━━━ Data to use
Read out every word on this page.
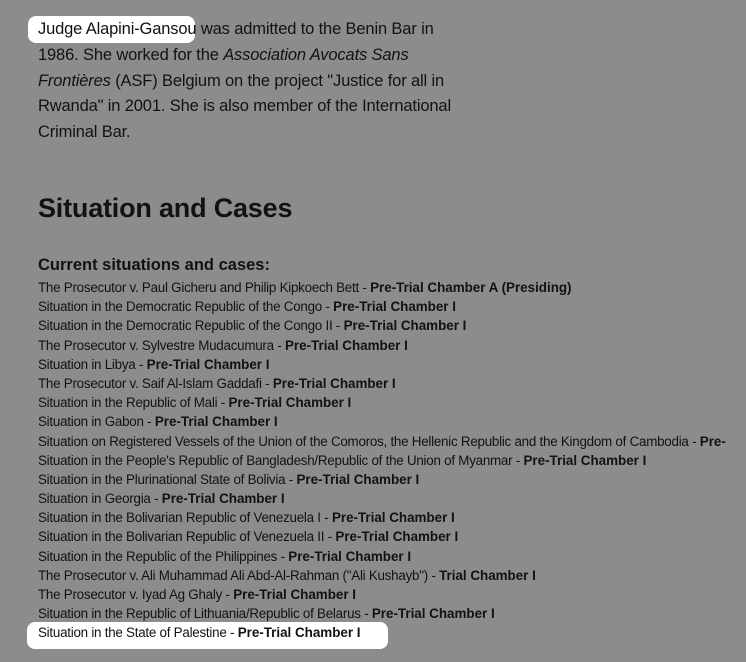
Judge Alapini-Gansou was admitted to the Benin Bar in 1986. She worked for the Association Avocats Sans Frontières (ASF) Belgium on the project "Justice for all in Rwanda" in 2001. She is also member of the International Criminal Bar.

Situation and Cases
Current situations and cases:
The Prosecutor v. Paul Gicheru and Philip Kipkoech Bett - Pre-Trial Chamber A (Presiding)
Situation in the Democratic Republic of the Congo - Pre-Trial Chamber I
Situation in the Democratic Republic of the Congo II - Pre-Trial Chamber I
The Prosecutor v. Sylvestre Mudacumura - Pre-Trial Chamber I
Situation in Libya - Pre-Trial Chamber I
The Prosecutor v. Saif Al-Islam Gaddafi - Pre-Trial Chamber I
Situation in the Republic of Mali - Pre-Trial Chamber I
Situation in Gabon - Pre-Trial Chamber I
Situation on Registered Vessels of the Union of the Comoros, the Hellenic Republic and the Kingdom of Cambodia - Pre-
Situation in the People's Republic of Bangladesh/Republic of the Union of Myanmar - Pre-Trial Chamber I
Situation in the Plurinational State of Bolivia - Pre-Trial Chamber I
Situation in Georgia - Pre-Trial Chamber I
Situation in the Bolivarian Republic of Venezuela I - Pre-Trial Chamber I
Situation in the Bolivarian Republic of Venezuela II - Pre-Trial Chamber I
Situation in the Republic of the Philippines - Pre-Trial Chamber I
The Prosecutor v. Ali Muhammad Ali Abd-Al-Rahman ("Ali Kushayb") - Trial Chamber I
The Prosecutor v. Iyad Ag Ghaly - Pre-Trial Chamber I
Situation in the Republic of Lithuania/Republic of Belarus - Pre-Trial Chamber I
Situation in the State of Palestine - Pre-Trial Chamber I
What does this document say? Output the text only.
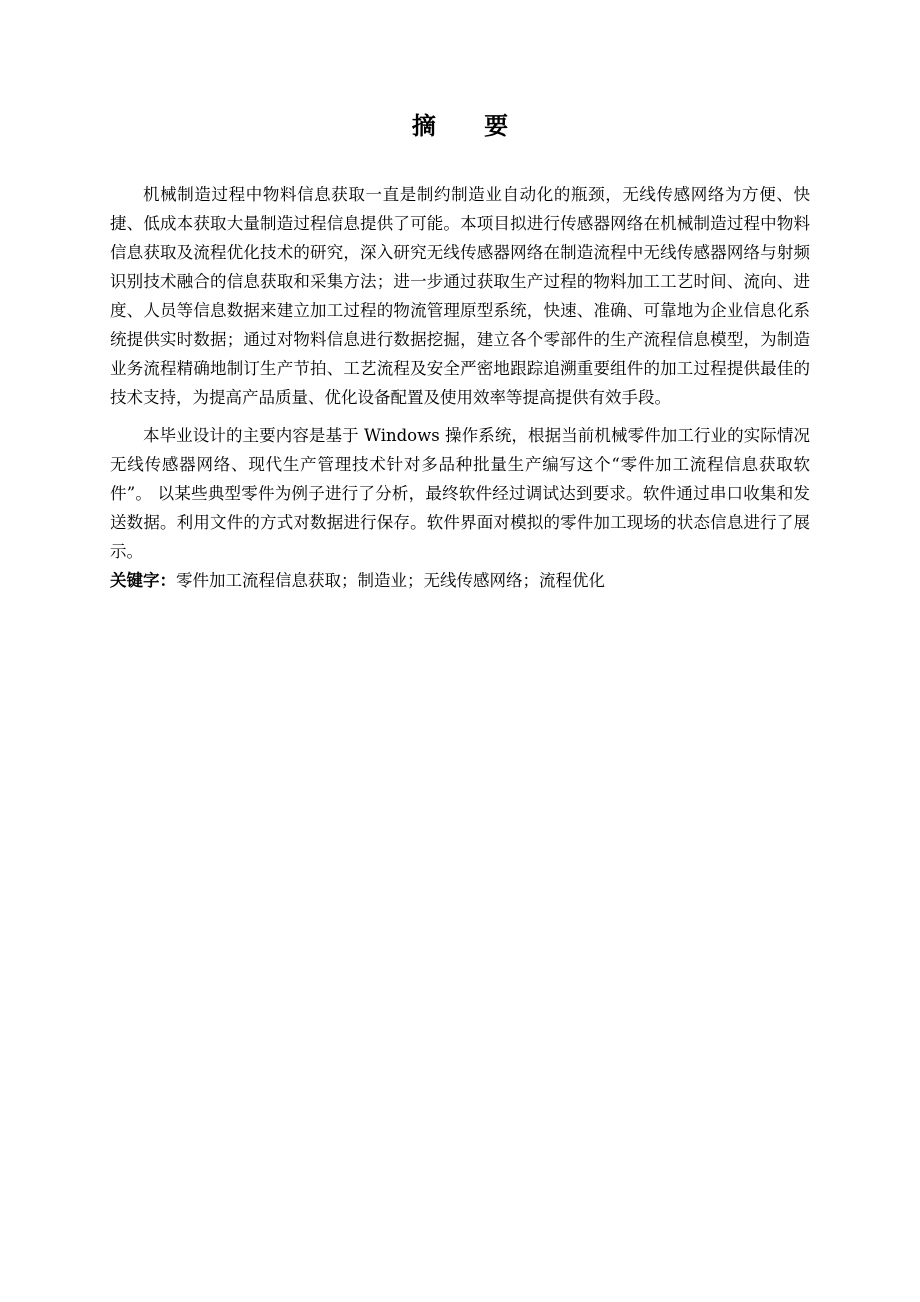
摘 要

机械制造过程中物料信息获取一直是制约制造业自动化的瓶颈，无线传感网络为方便、快捷、低成本获取大量制造过程信息提供了可能。本项目拟进行传感器网络在机械制造过程中物料信息获取及流程优化技术的研究，深入研究无线传感器网络在制造流程中无线传感器网络与射频识别技术融合的信息获取和采集方法；进一步通过获取生产过程的物料加工工艺时间、流向、进度、人员等信息数据来建立加工过程的物流管理原型系统，快速、准确、可靠地为企业信息化系统提供实时数据；通过对物料信息进行数据挖掘，建立各个零部件的生产流程信息模型，为制造业务流程精确地制订生产节拍、工艺流程及安全严密地跟踪追溯重要组件的加工过程提供最佳的技术支持，为提高产品质量、优化设备配置及使用效率等提高提供有效手段。

本毕业设计的主要内容是基于 Windows 操作系统，根据当前机械零件加工行业的实际情况无线传感器网络、现代生产管理技术针对多品种批量生产编写这个“零件加工流程信息获取软件”。 以某些典型零件为例子进行了分析，最终软件经过调试达到要求。软件通过串口收集和发送数据。利用文件的方式对数据进行保存。软件界面对模拟的零件加工现场的状态信息进行了展示。

关键字：零件加工流程信息获取；制造业；无线传感网络；流程优化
━━━━━━
Exercise objective: Reply with one number: the count of lines in the entries that include the word "Democratic".

Result for this task: 2